*** EXCERPTED RECORDS

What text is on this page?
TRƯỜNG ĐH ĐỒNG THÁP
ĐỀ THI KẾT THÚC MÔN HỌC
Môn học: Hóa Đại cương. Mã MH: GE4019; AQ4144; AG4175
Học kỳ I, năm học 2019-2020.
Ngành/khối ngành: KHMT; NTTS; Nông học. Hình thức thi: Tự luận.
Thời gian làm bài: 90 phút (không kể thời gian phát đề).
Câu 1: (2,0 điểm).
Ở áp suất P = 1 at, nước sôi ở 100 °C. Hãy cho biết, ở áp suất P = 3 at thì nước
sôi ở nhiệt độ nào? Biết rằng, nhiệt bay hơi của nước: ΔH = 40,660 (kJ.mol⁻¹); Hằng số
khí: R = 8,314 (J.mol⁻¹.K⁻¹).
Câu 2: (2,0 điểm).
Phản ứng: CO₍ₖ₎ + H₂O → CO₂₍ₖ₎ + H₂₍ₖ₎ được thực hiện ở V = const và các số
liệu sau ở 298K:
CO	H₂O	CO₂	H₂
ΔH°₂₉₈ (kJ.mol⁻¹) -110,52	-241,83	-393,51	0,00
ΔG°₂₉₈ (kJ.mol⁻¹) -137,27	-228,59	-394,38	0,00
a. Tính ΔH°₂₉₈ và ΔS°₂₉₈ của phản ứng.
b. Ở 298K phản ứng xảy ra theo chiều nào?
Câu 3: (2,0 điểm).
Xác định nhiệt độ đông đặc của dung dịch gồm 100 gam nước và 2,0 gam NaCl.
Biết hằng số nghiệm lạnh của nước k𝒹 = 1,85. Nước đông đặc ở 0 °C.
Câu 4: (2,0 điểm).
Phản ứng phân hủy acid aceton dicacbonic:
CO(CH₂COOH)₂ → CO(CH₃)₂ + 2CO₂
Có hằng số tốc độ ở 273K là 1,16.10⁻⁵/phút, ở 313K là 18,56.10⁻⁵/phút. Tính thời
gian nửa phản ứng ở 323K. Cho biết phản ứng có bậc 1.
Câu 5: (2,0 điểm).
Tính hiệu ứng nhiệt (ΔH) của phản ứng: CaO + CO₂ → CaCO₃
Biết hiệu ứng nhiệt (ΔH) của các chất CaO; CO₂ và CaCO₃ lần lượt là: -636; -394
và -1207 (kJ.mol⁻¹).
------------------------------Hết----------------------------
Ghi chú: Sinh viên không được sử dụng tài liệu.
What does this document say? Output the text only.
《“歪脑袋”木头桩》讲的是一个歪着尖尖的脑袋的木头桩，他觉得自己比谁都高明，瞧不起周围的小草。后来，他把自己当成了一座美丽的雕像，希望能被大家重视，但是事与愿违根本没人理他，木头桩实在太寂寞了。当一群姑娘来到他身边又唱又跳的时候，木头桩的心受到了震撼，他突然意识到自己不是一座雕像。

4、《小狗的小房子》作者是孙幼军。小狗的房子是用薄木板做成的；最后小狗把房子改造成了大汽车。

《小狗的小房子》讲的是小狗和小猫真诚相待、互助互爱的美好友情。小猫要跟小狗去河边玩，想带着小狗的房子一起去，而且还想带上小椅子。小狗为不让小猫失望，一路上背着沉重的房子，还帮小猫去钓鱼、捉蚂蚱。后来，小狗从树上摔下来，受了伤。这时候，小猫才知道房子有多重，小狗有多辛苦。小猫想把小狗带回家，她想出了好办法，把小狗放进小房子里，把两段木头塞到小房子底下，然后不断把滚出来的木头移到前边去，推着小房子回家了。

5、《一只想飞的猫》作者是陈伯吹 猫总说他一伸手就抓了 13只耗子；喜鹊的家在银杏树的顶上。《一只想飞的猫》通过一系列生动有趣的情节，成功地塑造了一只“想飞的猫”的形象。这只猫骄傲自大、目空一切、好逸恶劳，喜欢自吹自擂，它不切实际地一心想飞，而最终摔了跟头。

******

GOAL:
Repeat word for word the lines running from the line containing "What does this" to the end of the entries above, inclusive.

SOLUTION TO THE PROBLEM:
What does this document say? Output the text only.
《“歪脑袋”木头桩》讲的是一个歪着尖尖的脑袋的木头桩，他觉得自己比谁都高明，瞧不起周围的小草。后来，他把自己当成了一座美丽的雕像，希望能被大家重视，但是事与愿违根本没人理他，木头桩实在太寂寞了。当一群姑娘来到他身边又唱又跳的时候，木头桩的心受到了震撼，他突然意识到自己不是一座雕像。

4、《小狗的小房子》作者是孙幼军。小狗的房子是用薄木板做成的；最后小狗把房子改造成了大汽车。

《小狗的小房子》讲的是小狗和小猫真诚相待、互助互爱的美好友情。小猫要跟小狗去河边玩，想带着小狗的房子一起去，而且还想带上小椅子。小狗为不让小猫失望，一路上背着沉重的房子，还帮小猫去钓鱼、捉蚂蚱。后来，小狗从树上摔下来，受了伤。这时候，小猫才知道房子有多重，小狗有多辛苦。小猫想把小狗带回家，她想出了好办法，把小狗放进小房子里，把两段木头塞到小房子底下，然后不断把滚出来的木头移到前边去，推着小房子回家了。

5、《一只想飞的猫》作者是陈伯吹 猫总说他一伸手就抓了 13只耗子；喜鹊的家在银杏树的顶上。《一只想飞的猫》通过一系列生动有趣的情节，成功地塑造了一只“想飞的猫”的形象。这只猫骄傲自大、目空一切、好逸恶劳，喜欢自吹自擂，它不切实际地一心想飞，而最终摔了跟头。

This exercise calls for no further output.